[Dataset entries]
'''

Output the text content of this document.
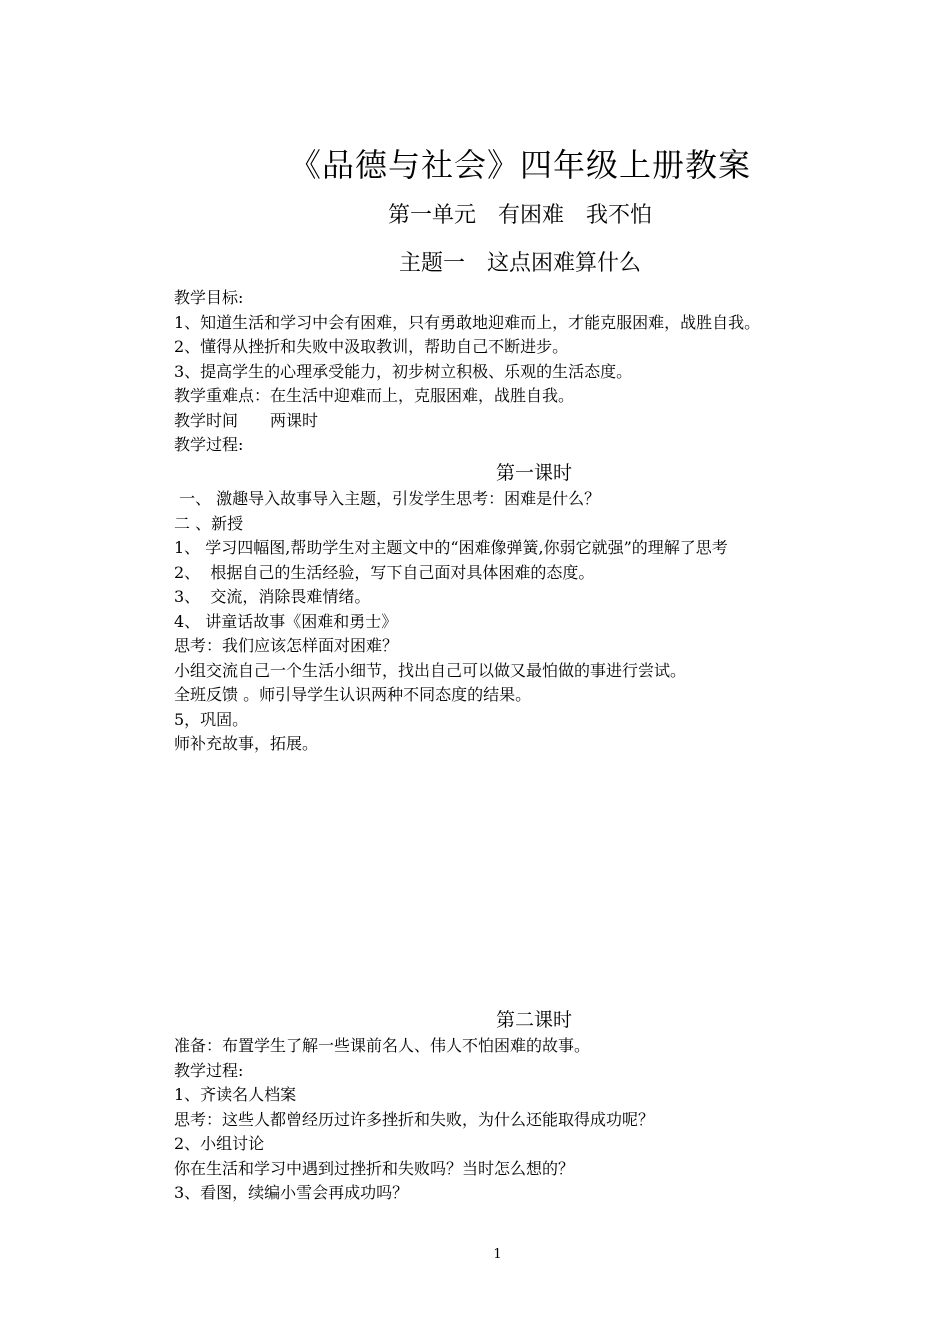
《品德与社会》四年级上册教案
第一单元　有困难　我不怕
主题一　这点困难算什么
教学目标:
1、知道生活和学习中会有困难，只有勇敢地迎难而上，才能克服困难，战胜自我。
2、懂得从挫折和失败中汲取教训，帮助自己不断进步。
3、提高学生的心理承受能力，初步树立积极、乐观的生活态度。
教学重难点：在生活中迎难而上，克服困难，战胜自我。
教学时间　　两课时
教学过程:
第一课时
一、 激趣导入故事导入主题，引发学生思考：困难是什么？
二 、新授
1、 学习四幅图,帮助学生对主题文中的“困难像弹簧,你弱它就强”的理解了思考
2、  根据自己的生活经验，写下自己面对具体困难的态度。
3、  交流，消除畏难情绪。
4、 讲童话故事《困难和勇士》
思考：我们应该怎样面对困难？
小组交流自己一个生活小细节，找出自己可以做又最怕做的事进行尝试。
全班反馈 。师引导学生认识两种不同态度的结果。
5，巩固。
师补充故事，拓展。
第二课时
准备：布置学生了解一些课前名人、伟人不怕困难的故事。
教学过程:
1、齐读名人档案
思考：这些人都曾经历过许多挫折和失败，为什么还能取得成功呢？
2、小组讨论
你在生活和学习中遇到过挫折和失败吗？当时怎么想的？
3、看图，续编小雪会再成功吗？
1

'''

- [Written exercise]:
Search the entries for the word "战胜自我", then gather every line that has it.

- [The completed task]:
1、知道生活和学习中会有困难，只有勇敢地迎难而上，才能克服困难，战胜自我。
教学重难点：在生活中迎难而上，克服困难，战胜自我。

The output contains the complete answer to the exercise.